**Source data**
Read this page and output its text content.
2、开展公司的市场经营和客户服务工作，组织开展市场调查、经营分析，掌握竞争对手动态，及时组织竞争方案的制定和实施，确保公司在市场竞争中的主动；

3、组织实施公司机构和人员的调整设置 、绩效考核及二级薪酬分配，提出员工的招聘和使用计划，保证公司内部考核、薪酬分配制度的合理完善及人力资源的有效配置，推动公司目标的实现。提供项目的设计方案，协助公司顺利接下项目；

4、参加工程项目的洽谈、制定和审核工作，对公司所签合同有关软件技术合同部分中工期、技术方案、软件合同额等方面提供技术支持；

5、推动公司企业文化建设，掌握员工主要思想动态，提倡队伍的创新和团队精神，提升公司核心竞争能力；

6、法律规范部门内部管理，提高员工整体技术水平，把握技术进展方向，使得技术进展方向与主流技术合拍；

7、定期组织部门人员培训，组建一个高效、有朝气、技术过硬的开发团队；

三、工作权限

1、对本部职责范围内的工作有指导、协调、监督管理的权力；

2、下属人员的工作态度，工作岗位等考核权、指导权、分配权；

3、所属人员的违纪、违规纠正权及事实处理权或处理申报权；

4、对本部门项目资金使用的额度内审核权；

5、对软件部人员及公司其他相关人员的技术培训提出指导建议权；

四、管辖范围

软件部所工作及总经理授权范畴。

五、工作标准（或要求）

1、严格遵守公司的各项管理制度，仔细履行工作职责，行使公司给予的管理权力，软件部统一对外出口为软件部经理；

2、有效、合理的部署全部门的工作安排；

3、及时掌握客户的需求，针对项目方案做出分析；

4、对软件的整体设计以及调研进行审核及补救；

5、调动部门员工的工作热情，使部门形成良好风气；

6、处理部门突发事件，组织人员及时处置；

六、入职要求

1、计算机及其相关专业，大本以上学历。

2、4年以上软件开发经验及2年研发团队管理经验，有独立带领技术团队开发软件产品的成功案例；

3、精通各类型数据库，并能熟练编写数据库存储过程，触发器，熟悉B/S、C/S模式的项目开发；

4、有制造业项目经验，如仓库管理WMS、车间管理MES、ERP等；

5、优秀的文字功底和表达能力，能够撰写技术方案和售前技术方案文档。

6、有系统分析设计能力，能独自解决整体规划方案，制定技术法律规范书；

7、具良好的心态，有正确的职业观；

**Problem to work on**
Your task is to print the whole listing again exactly.

**Full output**
Read this page and output its text content.
2、开展公司的市场经营和客户服务工作，组织开展市场调查、经营分析，掌握竞争对手动态，及时组织竞争方案的制定和实施，确保公司在市场竞争中的主动；

3、组织实施公司机构和人员的调整设置 、绩效考核及二级薪酬分配，提出员工的招聘和使用计划，保证公司内部考核、薪酬分配制度的合理完善及人力资源的有效配置，推动公司目标的实现。提供项目的设计方案，协助公司顺利接下项目；

4、参加工程项目的洽谈、制定和审核工作，对公司所签合同有关软件技术合同部分中工期、技术方案、软件合同额等方面提供技术支持；

5、推动公司企业文化建设，掌握员工主要思想动态，提倡队伍的创新和团队精神，提升公司核心竞争能力；

6、法律规范部门内部管理，提高员工整体技术水平，把握技术进展方向，使得技术进展方向与主流技术合拍；

7、定期组织部门人员培训，组建一个高效、有朝气、技术过硬的开发团队；

三、工作权限

1、对本部职责范围内的工作有指导、协调、监督管理的权力；

2、下属人员的工作态度，工作岗位等考核权、指导权、分配权；

3、所属人员的违纪、违规纠正权及事实处理权或处理申报权；

4、对本部门项目资金使用的额度内审核权；

5、对软件部人员及公司其他相关人员的技术培训提出指导建议权；

四、管辖范围

软件部所工作及总经理授权范畴。

五、工作标准（或要求）

1、严格遵守公司的各项管理制度，仔细履行工作职责，行使公司给予的管理权力，软件部统一对外出口为软件部经理；

2、有效、合理的部署全部门的工作安排；

3、及时掌握客户的需求，针对项目方案做出分析；

4、对软件的整体设计以及调研进行审核及补救；

5、调动部门员工的工作热情，使部门形成良好风气；

6、处理部门突发事件，组织人员及时处置；

六、入职要求

1、计算机及其相关专业，大本以上学历。

2、4年以上软件开发经验及2年研发团队管理经验，有独立带领技术团队开发软件产品的成功案例；

3、精通各类型数据库，并能熟练编写数据库存储过程，触发器，熟悉B/S、C/S模式的项目开发；

4、有制造业项目经验，如仓库管理WMS、车间管理MES、ERP等；

5、优秀的文字功底和表达能力，能够撰写技术方案和售前技术方案文档。

6、有系统分析设计能力，能独自解决整体规划方案，制定技术法律规范书；

7、具良好的心态，有正确的职业观；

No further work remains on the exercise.